Text block START

To serve and protect is right - the kid lived through the day.

So, I'm stressing about this all day. I already had a large breakfast, and then I didn't eat lunch. I came home, and figured I'd snack before Erin got home for dinner at around 8:30.

So I had eggs. And then these little bagel things looked good. I had a few with my eggs. And then, I had two spoonfuls of peanut butter. I was full. Probably ate a bit much, but I wasn't counting, and I would just skip dinner, right?

Well, that was the plan until Erin got home and I made her some dinner. She had busted her ass today - she's really been working hard at work lately pulling some later hours, and as a teacher, it's already a stressful job. So, I make her soup and grilled cheese.

I burn the grilled cheese, so I made her another one.

And then I ate the burned one.

I feel sick right now - for two reasons. One, the 55-gallon drum worth of food I ate in the past 5 hours. Two, I just counted those calories up. I estimated that I was around 2200-2400 for the day - clearly I was either WAY off, or trying to convince myself of that. Either way, one thing is for sure.

The streak is broken.

The good news?

I've got a time to beat. The streak ain't over - it's just starting over. 7 days, 16 hours is the time to beat. And that starts now.

15 comments:

Kristen said...

Rob, sorry to hear about your car, but it was an entertaining story for me. I can't believe how that manager acted. Was he the owner too? Glad you didn't get arrested.

Ripx180 said...

Man I would have been hot to. what a jerk... may the flees of a thousand camels take up refuge in his nether regions.

Bummer the streak is broken. Tomorrow is a brand new day though like you said. Don't give yourself any room for error tomorrow man. Have a plan and rule it with a iron fist. I am starting a streak too, lets break your record.

swankywanker said...

Rob, what a good attitude, just start another streak. I second Rip's curse toward the manager d-bag. I also curse him with a stomach virus. And lice. I am sure we could come up with a modern day ten plagues if necessary.

As always, thanks for hosting the challenge. Rebecca and I are in for next month.

Rob Tucker said...

Yeah, this guy was the manager. I didn't think to get to an owner, there's no way that this guy owned anything past a BMX bicycle living in his mommy's basement.

Text block END
Information given START

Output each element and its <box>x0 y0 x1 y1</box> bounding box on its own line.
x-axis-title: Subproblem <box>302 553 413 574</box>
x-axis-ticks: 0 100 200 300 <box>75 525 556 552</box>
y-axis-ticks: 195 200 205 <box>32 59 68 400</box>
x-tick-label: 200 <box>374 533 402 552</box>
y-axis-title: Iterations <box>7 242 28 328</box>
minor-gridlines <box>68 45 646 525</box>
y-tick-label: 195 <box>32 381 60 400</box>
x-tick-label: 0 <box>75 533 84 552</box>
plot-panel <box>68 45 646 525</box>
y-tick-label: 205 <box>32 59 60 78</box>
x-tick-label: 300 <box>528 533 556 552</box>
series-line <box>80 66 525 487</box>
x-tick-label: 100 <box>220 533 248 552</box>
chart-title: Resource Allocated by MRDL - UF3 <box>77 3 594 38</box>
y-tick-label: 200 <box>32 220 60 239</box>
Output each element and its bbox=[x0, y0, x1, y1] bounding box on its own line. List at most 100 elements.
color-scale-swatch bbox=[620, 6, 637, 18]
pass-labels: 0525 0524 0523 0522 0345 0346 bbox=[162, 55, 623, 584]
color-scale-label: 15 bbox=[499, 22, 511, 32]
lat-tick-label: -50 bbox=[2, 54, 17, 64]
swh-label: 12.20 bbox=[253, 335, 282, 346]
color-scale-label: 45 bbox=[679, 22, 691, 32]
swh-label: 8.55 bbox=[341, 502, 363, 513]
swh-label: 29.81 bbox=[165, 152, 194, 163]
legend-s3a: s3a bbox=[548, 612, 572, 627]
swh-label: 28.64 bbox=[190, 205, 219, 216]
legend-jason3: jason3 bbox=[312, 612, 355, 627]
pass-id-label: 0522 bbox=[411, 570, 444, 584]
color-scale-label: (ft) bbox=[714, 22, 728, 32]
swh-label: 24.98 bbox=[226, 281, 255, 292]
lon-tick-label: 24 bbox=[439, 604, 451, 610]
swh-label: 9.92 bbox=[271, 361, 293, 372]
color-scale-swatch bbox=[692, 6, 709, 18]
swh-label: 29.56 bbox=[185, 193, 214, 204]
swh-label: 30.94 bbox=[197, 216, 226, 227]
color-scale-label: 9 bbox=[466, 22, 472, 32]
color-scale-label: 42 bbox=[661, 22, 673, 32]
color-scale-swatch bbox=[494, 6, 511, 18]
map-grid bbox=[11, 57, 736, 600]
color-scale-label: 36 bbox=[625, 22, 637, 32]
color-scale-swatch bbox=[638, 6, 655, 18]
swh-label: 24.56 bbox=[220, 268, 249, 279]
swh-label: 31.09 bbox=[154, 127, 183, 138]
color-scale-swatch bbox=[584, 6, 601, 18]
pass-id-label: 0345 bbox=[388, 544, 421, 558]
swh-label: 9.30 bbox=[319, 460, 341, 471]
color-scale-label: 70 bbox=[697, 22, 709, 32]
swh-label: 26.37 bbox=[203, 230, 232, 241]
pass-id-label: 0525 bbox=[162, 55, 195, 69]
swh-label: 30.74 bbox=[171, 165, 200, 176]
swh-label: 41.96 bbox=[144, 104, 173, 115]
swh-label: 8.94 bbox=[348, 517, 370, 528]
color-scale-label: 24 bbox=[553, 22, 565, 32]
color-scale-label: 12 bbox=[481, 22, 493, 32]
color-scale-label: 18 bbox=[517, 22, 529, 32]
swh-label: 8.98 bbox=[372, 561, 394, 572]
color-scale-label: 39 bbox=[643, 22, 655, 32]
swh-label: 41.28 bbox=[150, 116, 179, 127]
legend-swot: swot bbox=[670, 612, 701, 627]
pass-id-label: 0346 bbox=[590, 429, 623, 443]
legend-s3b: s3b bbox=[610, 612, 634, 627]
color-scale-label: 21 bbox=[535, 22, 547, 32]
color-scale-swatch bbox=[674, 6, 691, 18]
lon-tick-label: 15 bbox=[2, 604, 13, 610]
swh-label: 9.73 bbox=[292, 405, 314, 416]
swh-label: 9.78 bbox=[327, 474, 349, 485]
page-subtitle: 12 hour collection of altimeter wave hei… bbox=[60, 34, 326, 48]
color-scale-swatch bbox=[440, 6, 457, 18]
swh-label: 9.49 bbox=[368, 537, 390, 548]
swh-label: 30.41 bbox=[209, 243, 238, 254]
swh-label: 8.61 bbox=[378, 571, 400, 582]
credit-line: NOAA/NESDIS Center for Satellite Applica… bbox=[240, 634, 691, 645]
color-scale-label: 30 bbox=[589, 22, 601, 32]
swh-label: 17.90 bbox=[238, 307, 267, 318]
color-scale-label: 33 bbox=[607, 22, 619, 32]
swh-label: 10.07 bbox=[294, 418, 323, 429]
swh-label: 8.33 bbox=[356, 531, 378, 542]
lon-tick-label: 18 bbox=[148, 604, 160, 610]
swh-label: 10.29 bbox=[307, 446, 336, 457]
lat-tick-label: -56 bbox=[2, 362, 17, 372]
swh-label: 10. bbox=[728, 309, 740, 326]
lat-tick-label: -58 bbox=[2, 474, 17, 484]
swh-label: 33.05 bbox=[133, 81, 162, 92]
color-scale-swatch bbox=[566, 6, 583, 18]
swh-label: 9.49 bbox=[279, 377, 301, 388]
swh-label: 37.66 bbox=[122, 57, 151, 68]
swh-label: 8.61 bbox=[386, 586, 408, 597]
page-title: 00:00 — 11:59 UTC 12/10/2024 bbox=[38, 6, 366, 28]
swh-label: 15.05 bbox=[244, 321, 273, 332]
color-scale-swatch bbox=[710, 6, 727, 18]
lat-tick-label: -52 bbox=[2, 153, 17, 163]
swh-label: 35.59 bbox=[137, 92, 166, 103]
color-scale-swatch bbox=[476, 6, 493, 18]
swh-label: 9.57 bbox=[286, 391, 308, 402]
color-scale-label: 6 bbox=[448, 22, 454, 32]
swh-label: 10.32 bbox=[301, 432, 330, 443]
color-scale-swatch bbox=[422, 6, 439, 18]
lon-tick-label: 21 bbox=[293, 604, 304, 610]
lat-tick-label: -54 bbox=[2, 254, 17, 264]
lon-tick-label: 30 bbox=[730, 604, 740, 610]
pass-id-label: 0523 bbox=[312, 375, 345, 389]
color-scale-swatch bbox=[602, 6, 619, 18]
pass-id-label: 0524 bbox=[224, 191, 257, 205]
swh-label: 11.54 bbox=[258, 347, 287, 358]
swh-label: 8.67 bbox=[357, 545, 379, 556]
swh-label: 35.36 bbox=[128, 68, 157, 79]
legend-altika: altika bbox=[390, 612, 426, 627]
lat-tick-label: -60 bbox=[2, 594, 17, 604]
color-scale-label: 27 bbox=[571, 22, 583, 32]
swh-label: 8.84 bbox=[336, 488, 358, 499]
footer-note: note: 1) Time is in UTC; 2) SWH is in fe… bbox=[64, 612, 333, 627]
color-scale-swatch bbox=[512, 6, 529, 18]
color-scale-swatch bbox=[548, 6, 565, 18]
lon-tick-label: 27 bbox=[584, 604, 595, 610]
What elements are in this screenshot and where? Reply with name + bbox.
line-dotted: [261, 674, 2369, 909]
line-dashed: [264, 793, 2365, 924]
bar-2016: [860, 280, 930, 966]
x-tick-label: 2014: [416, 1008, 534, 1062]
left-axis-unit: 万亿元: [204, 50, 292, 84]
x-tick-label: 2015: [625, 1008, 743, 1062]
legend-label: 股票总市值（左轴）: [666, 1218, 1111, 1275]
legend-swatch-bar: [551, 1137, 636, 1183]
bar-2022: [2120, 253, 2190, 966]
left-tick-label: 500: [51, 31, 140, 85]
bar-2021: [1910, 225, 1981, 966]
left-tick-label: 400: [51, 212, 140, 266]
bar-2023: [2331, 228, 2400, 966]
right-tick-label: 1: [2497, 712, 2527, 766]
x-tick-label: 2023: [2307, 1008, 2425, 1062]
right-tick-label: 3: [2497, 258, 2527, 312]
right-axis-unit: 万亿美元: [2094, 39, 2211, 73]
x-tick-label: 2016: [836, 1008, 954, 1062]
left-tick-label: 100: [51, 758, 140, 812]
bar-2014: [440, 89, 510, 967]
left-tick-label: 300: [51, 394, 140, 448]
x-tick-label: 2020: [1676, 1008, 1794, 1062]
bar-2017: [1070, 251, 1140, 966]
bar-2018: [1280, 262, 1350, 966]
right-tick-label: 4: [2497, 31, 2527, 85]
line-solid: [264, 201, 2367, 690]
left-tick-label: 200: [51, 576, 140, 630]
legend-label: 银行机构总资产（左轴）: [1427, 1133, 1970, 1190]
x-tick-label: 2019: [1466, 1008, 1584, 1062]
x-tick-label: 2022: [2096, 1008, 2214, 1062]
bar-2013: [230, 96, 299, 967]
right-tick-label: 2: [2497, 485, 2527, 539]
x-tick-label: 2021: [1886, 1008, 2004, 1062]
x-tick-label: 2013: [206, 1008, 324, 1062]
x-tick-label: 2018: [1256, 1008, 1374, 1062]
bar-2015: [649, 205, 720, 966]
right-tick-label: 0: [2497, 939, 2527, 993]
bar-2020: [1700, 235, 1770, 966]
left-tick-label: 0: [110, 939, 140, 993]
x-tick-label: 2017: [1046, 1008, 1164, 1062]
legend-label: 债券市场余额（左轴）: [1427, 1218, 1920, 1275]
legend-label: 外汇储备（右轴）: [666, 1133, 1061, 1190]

Information given END

**Directions**. Repeat the blog post between "Rob Tucker said..." and "his mommy's basement.", inclusive, and swap "BMX bicycle" for "skateboard". The listing has no connection to the blog post.

**Task response**.
Rob Tucker said...

Yeah, this guy was the manager. I didn't think to get to an owner, there's no way that this guy owned anything past a skateboard living in his mommy's basement.